[START Selection]

The negotiating framework drafted for Turkey was announced on 29 June 2005. The document foresees that the acquis communautaire subject to the negotiations ought to be examined within 35 different chapters.
The acquis communautaire, which constitutes the common ground of all rights and obligations linking the Member States to the European Union and which evolves and changes constantly, is comprised of: the Treaty Establishing the European Community (Treaty of Rome) and all subsequent Treaties amending its dispositions (Single European Act, Treaties of Maastricht, Amsterdam, Nice and Lisbon), the case-law of the European Court of Justice, all declarations and statements adopted by the Union, common positions and actions enacted within the framework of the Common Foreign and Security Policy, international agreements ratified by the Community, as well as agreements enacted between the Member States in relation with their activities and all other documents.
In accordance with the principles determined by the negotiating framework enacted for the 5th enlargement, all special legislative acts enacted within the realms of Association Agreements that are not in conformity with the acquis, cannot in any way constitute precedent during the negotiation process. Furthermore, it has been specifically mentioned that, due to the importance of the European integration process, enlargements may not hamper with such integration.
It has also been specified that certain time-framed and limited-scoped transition periods may be established. Such periods may be granted to ensure that technical convergence is duly achieved in Member States. However, these are conditional upon the drafting of a detailed plan setting out all the different stages that would eventually lead to the full implementation of the acquis. Emphasis has also been put to this effect on the fact that transition periods should not change the Union´s rules and policies at any time. No execution that may affect the functioning of the Union can be accepted, even though proper attention ought to be given to both sides’ (i.e. the EU and the candidate country) interests.
In accordance with the diversification principle, negotiations ought to be conducted on the basis of identical principles for each and every country, but their implementation ought to vary according to each candidate country´s performance. The process may therefore not necessarily develop in the same way for all candidates. The performance of the candidate country is assessed on the basis of the following criteria: the so-called Copenhagen and Madrid criteria, high levels of nuclear and environmental protection, peaceful settlement of border disputes in accordance with the United Nations Charter, and the priorities established under the Association Agreements and Accession Partnership documents.

[END Selection]
[START Data]

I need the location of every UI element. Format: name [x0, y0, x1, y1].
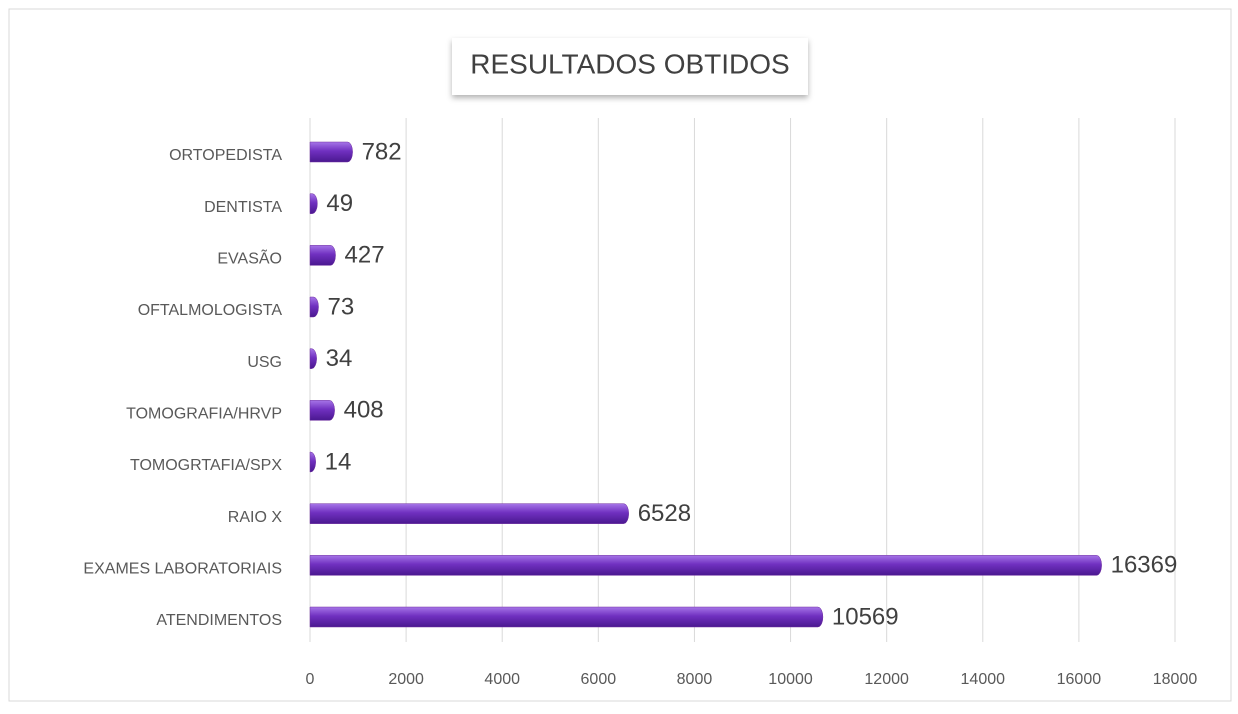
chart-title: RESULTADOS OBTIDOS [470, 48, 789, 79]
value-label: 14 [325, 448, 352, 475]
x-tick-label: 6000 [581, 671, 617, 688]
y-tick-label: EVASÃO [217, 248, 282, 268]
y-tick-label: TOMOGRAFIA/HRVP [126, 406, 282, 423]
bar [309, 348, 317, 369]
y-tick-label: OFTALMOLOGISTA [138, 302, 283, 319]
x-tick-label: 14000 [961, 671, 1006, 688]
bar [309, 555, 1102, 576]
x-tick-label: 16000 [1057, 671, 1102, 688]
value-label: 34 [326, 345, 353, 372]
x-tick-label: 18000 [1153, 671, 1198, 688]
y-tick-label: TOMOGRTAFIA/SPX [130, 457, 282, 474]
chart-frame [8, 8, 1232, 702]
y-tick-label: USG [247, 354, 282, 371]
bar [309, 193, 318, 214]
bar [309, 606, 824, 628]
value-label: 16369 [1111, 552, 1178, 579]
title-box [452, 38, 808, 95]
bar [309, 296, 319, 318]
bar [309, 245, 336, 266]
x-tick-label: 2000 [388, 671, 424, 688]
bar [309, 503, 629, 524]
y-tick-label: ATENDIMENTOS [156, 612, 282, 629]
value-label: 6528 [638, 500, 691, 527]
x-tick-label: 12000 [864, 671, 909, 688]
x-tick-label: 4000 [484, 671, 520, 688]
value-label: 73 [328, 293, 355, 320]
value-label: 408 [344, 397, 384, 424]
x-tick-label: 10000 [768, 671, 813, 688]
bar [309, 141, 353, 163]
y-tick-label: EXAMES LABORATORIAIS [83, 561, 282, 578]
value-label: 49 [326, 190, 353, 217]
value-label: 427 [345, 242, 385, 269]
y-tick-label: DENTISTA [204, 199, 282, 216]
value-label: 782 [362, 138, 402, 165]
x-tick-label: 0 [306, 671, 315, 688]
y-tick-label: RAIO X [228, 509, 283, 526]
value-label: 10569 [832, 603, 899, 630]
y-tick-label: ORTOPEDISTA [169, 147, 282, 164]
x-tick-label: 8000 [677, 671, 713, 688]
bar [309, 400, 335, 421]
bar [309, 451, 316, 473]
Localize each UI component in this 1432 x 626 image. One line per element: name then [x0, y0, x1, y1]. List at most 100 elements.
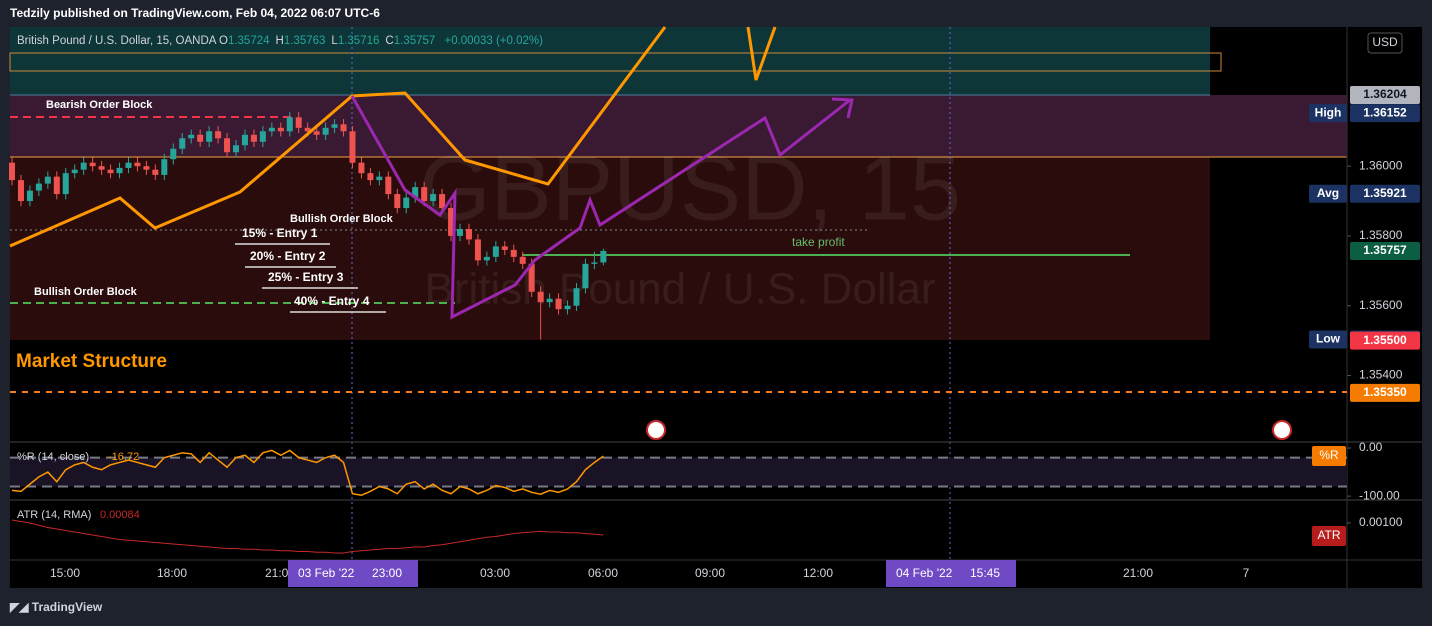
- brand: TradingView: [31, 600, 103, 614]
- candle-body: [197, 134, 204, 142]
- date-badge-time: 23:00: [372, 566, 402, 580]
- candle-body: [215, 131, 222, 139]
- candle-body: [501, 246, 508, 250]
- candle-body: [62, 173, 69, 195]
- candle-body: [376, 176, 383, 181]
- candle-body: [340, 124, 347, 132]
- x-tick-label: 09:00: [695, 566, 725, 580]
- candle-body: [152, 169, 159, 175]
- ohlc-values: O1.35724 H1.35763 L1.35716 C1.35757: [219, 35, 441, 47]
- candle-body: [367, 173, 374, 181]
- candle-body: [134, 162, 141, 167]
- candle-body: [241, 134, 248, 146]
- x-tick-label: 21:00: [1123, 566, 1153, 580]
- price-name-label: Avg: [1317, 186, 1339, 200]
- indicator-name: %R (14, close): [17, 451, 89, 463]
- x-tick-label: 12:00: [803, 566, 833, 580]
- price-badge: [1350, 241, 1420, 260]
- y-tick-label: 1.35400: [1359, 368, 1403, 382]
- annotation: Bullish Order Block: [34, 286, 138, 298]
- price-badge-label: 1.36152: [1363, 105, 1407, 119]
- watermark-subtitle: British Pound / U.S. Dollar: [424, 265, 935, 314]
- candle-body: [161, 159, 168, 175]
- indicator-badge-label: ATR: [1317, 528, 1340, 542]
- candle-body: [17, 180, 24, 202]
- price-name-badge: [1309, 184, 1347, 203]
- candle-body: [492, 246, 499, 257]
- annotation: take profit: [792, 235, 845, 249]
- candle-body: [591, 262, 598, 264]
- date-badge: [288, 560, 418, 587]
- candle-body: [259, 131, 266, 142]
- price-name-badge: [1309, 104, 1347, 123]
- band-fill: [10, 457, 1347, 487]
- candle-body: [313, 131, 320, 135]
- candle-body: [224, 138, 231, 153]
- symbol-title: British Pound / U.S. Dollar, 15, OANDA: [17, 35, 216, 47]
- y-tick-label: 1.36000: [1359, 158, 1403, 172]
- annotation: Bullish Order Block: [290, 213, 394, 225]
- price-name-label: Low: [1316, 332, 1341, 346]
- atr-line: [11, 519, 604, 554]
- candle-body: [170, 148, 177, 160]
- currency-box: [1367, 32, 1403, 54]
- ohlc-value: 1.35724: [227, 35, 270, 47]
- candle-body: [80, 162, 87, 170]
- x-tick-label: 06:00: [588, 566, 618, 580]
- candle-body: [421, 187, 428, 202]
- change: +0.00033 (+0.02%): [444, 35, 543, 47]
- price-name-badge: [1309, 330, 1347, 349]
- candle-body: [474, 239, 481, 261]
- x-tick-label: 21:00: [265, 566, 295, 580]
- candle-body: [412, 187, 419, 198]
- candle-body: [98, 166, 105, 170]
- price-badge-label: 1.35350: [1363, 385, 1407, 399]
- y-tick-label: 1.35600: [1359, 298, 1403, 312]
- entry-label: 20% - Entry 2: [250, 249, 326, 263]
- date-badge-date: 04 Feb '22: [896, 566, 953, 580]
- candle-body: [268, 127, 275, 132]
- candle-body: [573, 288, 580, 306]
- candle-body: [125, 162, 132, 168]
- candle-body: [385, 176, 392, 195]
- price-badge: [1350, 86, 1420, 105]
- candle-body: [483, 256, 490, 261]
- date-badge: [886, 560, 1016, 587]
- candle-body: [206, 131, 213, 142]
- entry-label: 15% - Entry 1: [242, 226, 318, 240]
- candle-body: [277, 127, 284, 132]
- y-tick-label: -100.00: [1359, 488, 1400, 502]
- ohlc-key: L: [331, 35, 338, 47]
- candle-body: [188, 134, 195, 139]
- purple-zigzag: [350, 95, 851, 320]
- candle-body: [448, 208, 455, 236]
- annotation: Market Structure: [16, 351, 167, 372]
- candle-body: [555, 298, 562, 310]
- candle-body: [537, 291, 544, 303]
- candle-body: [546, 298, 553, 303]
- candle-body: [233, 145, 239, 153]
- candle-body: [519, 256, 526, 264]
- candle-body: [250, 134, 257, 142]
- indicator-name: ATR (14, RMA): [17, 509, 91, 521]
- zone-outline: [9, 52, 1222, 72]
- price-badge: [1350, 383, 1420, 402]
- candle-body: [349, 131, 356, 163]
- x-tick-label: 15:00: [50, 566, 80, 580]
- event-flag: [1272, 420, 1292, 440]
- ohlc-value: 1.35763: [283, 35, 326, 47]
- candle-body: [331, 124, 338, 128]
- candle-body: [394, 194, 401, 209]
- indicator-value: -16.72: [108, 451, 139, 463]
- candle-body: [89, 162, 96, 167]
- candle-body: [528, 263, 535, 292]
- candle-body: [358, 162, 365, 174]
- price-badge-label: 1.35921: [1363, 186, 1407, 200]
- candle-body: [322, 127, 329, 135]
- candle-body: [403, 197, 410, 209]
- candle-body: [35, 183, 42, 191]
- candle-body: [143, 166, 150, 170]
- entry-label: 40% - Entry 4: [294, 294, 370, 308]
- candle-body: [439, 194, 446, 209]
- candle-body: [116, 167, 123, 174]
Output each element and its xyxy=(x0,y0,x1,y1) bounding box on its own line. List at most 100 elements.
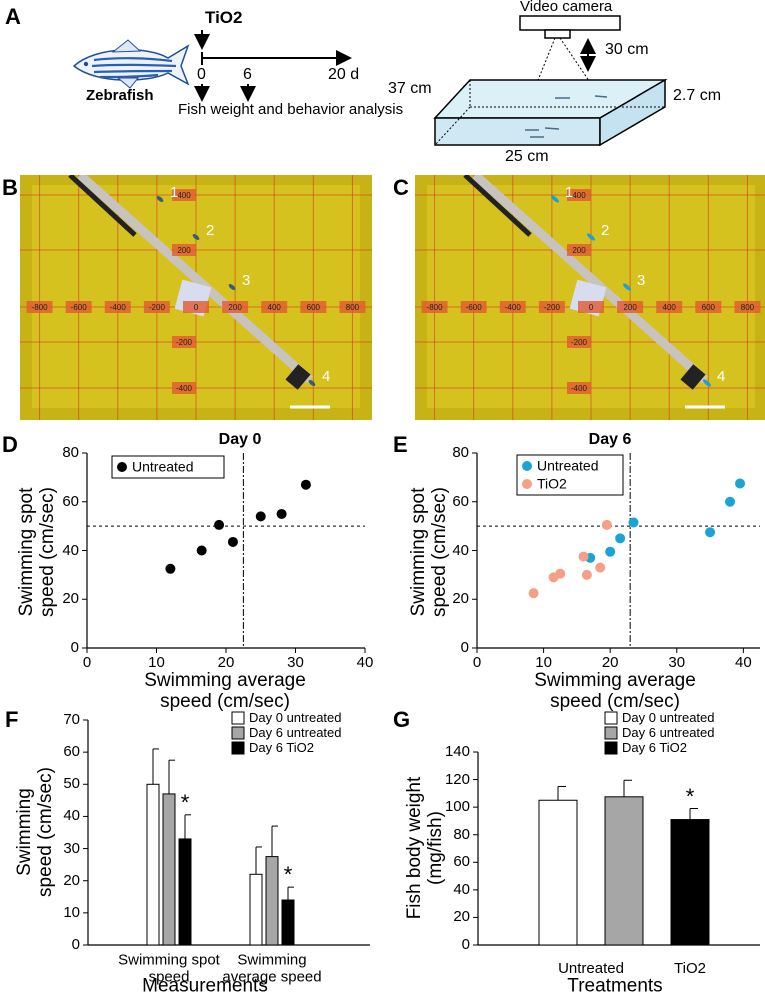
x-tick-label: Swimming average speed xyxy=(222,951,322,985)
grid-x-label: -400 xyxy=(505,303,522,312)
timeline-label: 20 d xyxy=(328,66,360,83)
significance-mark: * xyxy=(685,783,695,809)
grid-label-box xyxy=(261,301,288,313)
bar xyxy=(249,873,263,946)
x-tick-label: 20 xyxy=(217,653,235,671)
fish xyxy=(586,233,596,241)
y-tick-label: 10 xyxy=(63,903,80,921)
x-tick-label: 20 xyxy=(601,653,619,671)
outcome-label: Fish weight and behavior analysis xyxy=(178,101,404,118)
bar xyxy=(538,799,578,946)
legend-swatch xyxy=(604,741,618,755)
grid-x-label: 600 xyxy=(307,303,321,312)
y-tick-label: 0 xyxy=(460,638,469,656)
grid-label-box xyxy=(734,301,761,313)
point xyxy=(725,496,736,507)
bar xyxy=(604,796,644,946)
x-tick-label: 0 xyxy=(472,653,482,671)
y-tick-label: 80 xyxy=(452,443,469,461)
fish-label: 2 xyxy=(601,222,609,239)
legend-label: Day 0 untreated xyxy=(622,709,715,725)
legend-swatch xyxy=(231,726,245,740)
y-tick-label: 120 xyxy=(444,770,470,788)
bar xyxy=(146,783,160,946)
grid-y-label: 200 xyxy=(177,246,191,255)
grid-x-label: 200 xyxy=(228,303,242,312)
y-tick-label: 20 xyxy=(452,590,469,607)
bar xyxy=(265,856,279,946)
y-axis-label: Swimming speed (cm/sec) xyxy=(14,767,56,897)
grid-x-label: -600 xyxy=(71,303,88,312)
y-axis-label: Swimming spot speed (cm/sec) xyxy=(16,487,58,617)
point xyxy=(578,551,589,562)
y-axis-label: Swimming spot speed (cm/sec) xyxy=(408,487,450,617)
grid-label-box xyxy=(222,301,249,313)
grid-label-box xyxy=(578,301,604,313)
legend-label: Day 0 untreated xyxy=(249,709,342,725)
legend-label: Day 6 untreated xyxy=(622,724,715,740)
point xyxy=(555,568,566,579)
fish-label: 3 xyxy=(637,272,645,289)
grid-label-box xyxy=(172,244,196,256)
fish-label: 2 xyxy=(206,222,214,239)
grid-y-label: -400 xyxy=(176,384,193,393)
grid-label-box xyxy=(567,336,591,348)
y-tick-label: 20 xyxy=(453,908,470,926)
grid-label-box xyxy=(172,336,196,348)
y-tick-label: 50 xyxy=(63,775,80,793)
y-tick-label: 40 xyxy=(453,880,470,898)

[END Data]

> [To be done]:
(a) According to the text on Turkey's negotiating framework, how many chapters is the acquis communautaire to be examined within?
(b) In the text on Turkey's negotiating framework, reproduce word for word everything from "The acquis communautaire, which" down to "all other documents.".

> [Exercise answers]:
(a) 35 chapters.

(b)
The acquis communautaire, which constitutes the common ground of all rights and obligations linking the Member States to the European Union and which evolves and changes constantly, is comprised of: the Treaty Establishing the European Community (Treaty of Rome) and all subsequent Treaties amending its dispositions (Single European Act, Treaties of Maastricht, Amsterdam, Nice and Lisbon), the case-law of the European Court of Justice, all declarations and statements adopted by the Union, common positions and actions enacted within the framework of the Common Foreign and Security Policy, international agreements ratified by the Community, as well as agreements enacted between the Member States in relation with their activities and all other documents.